◆ RAW RECORDS
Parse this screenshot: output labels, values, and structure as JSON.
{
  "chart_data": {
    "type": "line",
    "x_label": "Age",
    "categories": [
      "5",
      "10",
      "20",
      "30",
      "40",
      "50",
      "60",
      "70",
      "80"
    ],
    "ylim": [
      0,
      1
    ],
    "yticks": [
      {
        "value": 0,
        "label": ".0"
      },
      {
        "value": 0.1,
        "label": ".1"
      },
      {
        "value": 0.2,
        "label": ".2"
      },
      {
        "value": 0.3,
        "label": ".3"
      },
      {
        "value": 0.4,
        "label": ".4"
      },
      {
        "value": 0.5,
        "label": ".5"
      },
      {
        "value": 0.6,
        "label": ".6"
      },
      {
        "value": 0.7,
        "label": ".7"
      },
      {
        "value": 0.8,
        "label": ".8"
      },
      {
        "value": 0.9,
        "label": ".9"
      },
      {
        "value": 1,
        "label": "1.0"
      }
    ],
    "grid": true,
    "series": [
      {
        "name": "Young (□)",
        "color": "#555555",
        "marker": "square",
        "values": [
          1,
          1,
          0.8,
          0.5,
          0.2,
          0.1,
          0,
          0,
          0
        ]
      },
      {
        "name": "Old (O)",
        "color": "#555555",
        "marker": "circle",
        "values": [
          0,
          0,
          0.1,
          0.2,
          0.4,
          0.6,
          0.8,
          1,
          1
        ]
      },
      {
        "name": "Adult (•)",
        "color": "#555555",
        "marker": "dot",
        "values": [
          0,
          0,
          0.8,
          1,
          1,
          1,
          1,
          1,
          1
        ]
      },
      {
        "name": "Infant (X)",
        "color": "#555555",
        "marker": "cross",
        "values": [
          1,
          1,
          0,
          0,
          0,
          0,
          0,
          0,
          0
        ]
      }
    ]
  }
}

◆ DIRECTIVE
Lines that hold "name" are the ones to copy; find all of them.

◆ TASK ANSWER
        "name": "Young (□)",
        "name": "Old (O)",
        "name": "Adult (•)",
        "name": "Infant (X)",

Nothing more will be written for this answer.